PROBLEM REQUIREMENTS
From the listing below, copy every line with the word "AVAX".

------

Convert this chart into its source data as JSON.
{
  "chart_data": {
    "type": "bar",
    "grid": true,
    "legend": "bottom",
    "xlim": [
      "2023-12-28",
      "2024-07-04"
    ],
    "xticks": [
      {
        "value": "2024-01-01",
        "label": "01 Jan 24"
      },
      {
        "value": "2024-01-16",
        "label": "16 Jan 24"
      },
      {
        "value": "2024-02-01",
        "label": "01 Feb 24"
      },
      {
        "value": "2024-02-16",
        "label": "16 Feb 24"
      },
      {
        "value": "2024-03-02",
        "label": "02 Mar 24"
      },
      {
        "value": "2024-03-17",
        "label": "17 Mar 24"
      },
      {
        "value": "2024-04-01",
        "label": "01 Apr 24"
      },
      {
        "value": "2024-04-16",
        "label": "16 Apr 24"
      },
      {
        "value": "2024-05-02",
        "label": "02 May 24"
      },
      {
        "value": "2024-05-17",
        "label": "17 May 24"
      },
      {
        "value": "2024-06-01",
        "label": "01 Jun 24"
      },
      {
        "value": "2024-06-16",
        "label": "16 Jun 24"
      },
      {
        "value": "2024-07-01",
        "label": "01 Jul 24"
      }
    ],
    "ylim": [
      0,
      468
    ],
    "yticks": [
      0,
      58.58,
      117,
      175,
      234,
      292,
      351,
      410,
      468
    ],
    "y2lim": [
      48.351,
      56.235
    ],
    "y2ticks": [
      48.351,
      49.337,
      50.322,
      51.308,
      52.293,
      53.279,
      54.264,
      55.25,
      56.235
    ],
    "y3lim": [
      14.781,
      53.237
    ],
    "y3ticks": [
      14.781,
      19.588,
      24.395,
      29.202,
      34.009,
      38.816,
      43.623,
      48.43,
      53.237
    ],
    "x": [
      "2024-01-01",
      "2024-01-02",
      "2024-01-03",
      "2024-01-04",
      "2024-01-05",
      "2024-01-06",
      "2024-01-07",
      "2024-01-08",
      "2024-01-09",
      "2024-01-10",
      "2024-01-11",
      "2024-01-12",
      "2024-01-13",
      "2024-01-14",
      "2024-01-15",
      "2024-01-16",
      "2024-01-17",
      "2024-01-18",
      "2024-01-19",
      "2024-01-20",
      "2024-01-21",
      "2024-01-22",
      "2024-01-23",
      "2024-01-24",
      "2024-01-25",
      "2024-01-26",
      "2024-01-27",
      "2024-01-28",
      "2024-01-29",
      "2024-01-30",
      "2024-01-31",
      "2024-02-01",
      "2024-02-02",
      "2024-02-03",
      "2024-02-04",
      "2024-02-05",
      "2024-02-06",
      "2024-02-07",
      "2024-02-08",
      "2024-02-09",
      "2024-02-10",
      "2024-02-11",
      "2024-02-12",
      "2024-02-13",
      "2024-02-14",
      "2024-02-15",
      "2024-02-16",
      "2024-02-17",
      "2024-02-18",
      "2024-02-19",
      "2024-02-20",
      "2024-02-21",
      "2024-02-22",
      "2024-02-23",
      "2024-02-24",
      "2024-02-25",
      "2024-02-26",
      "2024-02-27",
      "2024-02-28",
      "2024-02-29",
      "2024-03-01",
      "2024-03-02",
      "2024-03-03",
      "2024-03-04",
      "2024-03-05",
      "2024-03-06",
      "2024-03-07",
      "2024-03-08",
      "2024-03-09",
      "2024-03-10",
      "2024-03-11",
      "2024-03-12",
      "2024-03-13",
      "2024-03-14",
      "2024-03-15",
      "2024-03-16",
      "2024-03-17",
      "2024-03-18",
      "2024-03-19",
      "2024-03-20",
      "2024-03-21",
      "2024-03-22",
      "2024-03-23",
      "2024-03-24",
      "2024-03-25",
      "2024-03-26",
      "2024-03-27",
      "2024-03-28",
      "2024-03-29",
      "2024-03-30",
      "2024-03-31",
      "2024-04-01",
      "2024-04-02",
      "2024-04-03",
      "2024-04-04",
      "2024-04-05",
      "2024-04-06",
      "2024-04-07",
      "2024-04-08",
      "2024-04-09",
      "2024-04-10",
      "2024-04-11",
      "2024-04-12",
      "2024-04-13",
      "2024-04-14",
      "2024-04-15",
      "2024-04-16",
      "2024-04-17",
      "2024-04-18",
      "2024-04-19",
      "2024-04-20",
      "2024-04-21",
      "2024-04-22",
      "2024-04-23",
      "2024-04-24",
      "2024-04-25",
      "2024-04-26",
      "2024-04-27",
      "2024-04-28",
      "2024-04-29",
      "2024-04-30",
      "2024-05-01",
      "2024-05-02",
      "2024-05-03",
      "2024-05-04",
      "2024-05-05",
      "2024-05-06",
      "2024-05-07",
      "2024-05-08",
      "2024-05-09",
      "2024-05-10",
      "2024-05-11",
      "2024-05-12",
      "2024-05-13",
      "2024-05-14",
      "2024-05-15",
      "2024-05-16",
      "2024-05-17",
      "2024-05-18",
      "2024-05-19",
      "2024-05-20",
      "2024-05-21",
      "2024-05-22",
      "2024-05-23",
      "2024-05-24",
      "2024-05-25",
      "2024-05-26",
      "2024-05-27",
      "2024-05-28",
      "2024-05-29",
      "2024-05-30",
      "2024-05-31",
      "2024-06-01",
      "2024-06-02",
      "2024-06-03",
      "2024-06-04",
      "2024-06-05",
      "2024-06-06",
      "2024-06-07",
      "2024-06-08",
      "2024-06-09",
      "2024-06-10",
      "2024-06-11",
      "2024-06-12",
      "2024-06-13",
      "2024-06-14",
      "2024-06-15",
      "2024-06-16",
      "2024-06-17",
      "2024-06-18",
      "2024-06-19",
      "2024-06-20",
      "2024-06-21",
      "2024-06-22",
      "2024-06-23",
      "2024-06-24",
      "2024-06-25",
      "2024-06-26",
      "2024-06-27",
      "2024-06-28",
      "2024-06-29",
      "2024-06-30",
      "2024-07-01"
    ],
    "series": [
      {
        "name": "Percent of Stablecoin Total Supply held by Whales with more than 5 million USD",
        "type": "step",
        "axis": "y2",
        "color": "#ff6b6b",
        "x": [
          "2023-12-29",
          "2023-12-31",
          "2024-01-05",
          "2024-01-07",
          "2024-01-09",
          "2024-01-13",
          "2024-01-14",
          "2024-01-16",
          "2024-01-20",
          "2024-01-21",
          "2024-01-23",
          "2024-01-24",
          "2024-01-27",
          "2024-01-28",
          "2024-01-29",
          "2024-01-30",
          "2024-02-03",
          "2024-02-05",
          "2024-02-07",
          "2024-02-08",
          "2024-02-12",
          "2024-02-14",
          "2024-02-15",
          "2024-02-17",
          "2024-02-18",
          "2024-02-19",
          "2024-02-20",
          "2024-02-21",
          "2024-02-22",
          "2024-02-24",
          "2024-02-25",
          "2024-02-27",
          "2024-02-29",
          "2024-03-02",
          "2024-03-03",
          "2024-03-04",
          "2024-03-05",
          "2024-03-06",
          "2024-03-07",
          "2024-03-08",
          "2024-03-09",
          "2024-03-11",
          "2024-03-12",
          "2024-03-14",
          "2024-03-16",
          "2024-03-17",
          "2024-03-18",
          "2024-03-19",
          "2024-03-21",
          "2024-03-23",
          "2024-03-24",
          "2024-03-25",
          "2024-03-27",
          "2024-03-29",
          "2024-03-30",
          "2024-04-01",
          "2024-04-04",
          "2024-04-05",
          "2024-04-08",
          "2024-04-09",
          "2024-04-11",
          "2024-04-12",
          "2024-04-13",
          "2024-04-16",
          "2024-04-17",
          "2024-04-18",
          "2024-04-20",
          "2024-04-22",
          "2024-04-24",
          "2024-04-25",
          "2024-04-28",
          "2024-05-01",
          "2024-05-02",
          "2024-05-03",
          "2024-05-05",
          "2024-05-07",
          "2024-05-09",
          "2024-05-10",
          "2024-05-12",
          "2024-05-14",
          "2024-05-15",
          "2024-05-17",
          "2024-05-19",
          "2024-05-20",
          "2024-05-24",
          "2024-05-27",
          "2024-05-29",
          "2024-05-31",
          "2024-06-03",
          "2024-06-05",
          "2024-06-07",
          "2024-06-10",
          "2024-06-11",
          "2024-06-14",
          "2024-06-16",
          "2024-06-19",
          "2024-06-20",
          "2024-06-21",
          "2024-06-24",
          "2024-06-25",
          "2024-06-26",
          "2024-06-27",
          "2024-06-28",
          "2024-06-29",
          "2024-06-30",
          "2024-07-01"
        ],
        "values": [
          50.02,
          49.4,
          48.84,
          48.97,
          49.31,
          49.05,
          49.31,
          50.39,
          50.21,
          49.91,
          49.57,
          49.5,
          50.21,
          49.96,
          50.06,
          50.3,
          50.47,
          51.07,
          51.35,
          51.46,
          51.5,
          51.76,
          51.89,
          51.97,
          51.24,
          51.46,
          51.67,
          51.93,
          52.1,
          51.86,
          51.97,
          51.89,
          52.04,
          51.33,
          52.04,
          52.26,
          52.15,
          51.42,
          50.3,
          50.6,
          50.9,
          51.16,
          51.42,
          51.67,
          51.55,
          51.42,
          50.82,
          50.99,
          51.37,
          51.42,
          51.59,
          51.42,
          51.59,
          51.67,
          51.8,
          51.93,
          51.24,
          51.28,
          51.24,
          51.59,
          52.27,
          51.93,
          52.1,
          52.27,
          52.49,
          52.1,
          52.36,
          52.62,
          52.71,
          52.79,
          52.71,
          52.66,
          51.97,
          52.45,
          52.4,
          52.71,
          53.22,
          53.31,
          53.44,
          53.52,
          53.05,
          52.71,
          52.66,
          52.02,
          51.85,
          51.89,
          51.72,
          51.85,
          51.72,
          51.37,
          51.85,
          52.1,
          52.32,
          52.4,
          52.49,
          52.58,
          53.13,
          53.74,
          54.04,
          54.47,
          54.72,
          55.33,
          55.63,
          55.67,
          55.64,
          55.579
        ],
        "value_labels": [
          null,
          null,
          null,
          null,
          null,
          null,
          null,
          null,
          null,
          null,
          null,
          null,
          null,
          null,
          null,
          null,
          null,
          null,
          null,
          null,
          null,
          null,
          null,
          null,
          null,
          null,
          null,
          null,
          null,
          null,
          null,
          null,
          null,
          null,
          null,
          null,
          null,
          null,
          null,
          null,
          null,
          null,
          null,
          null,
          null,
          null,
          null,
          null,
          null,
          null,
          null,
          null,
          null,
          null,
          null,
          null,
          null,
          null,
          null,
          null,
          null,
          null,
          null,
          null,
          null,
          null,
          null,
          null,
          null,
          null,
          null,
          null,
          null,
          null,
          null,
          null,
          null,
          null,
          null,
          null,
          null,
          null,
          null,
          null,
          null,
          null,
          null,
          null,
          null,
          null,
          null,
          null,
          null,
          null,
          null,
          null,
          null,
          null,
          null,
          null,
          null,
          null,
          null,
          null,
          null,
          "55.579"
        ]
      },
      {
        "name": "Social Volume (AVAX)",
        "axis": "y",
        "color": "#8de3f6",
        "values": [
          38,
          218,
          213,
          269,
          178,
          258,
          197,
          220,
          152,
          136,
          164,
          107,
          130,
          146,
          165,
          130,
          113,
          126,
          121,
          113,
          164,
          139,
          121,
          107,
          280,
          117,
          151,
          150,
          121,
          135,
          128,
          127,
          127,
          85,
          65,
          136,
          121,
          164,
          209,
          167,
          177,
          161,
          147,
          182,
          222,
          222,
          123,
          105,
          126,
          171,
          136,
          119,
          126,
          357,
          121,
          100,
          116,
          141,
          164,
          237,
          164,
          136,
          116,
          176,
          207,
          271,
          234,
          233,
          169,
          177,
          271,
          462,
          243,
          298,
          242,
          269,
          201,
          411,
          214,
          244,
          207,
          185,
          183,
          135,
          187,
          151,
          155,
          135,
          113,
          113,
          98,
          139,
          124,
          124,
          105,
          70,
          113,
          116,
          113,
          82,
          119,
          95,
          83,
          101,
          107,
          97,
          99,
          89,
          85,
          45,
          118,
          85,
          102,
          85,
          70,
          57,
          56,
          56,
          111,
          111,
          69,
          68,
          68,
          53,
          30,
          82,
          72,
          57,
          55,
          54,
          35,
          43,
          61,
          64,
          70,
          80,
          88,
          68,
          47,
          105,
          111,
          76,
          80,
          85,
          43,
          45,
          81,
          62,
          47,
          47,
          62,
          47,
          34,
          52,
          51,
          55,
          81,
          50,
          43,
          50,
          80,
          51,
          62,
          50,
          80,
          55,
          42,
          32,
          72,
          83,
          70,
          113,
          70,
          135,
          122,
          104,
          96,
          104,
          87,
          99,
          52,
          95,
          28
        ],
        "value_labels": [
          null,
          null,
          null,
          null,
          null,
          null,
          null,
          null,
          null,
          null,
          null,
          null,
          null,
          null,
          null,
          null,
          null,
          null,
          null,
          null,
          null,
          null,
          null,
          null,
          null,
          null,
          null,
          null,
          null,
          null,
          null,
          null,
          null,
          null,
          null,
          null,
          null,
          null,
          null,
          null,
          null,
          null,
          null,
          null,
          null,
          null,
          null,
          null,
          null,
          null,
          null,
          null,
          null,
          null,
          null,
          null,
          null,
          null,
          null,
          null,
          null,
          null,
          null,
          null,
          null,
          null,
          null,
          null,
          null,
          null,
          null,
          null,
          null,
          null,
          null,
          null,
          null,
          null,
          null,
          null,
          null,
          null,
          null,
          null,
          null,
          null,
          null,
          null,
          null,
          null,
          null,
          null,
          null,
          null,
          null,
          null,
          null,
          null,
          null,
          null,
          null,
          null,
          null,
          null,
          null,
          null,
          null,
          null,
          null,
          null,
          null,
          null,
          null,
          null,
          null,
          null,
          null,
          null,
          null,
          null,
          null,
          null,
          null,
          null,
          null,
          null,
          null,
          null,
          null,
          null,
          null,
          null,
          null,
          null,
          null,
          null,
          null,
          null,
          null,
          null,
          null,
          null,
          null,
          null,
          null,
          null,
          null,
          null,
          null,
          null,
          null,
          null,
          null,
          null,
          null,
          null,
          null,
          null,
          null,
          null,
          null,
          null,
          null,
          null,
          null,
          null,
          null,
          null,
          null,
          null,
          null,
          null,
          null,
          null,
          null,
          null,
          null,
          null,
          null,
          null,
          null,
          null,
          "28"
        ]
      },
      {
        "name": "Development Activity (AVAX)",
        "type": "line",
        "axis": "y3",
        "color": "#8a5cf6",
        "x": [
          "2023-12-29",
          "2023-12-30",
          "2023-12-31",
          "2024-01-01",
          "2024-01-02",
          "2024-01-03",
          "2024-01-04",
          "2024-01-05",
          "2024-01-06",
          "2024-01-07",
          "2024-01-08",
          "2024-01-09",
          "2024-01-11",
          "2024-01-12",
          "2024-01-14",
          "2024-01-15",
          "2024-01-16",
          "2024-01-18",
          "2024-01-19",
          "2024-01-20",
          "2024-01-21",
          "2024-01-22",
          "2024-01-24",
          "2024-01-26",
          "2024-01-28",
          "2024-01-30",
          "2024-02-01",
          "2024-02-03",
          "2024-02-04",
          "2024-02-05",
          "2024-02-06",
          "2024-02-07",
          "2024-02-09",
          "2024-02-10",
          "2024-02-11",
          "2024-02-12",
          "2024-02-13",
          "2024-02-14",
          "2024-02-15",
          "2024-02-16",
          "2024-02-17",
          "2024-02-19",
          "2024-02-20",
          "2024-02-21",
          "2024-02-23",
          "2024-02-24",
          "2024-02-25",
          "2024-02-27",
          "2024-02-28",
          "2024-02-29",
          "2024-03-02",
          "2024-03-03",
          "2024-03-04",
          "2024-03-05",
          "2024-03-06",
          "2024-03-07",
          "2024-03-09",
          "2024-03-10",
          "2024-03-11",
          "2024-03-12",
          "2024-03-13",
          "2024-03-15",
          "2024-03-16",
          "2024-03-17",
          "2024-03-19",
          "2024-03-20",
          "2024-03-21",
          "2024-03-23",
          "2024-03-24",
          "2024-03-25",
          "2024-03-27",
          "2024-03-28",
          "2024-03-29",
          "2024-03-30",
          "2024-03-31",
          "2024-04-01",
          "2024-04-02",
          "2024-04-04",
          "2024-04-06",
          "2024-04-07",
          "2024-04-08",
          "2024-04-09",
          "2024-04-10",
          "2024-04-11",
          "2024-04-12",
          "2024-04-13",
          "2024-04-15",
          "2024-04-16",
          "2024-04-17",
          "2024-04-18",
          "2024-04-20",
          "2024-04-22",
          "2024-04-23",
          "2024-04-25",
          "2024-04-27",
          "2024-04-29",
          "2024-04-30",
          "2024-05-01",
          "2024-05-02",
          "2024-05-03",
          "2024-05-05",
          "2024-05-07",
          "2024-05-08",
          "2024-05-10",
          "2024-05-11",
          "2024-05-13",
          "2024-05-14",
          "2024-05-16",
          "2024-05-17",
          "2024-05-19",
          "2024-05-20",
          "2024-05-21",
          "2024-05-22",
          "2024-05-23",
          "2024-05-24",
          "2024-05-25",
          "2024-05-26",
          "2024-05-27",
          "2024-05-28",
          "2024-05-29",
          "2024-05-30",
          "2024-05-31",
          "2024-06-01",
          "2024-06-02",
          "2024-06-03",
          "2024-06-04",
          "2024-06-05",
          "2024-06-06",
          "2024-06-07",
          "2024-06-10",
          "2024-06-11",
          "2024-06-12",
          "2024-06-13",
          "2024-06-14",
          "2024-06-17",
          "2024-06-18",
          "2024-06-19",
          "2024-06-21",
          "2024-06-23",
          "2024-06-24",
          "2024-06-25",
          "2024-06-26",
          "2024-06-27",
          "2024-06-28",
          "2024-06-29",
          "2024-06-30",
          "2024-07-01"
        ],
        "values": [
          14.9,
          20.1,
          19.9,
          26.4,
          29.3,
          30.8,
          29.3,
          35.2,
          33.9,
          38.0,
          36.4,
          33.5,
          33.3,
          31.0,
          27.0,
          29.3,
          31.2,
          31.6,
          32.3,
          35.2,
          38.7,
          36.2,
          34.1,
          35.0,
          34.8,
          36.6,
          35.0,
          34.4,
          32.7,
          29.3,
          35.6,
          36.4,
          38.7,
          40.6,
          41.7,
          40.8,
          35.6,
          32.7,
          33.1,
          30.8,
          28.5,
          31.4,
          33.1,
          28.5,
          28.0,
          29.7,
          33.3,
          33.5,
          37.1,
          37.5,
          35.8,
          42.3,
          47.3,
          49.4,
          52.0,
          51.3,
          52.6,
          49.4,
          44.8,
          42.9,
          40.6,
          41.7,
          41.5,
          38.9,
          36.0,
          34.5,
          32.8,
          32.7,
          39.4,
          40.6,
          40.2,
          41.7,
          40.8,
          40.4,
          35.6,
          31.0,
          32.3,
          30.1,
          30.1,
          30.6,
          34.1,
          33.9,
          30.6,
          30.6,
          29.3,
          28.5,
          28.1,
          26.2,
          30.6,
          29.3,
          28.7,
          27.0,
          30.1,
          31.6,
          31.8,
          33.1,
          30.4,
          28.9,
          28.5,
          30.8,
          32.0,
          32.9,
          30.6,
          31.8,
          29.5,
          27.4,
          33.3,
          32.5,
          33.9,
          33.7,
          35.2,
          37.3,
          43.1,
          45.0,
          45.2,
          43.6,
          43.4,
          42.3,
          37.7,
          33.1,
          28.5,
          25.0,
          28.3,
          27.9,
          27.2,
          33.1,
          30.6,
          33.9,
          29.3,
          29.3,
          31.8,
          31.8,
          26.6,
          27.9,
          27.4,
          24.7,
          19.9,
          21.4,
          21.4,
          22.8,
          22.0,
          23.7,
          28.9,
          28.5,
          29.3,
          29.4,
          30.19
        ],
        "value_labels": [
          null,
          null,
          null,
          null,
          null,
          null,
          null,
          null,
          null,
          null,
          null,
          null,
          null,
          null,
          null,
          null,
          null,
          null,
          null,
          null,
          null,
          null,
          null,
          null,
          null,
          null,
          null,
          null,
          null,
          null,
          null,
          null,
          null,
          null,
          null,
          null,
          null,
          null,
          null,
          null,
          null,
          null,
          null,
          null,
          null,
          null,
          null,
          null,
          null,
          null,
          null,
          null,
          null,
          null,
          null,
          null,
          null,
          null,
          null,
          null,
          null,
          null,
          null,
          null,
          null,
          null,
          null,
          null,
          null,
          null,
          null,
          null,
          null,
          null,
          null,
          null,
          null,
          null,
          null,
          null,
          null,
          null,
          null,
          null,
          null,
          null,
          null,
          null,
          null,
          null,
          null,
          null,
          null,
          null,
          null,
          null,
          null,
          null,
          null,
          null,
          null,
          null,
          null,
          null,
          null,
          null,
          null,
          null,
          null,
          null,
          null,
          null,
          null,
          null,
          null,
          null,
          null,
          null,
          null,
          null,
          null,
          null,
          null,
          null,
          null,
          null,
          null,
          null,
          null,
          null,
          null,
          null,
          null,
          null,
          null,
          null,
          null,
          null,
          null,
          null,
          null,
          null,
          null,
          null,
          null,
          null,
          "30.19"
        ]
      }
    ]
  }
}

------

RESPONSE
        "name": "Social Volume (AVAX)",
        "name": "Development Activity (AVAX)",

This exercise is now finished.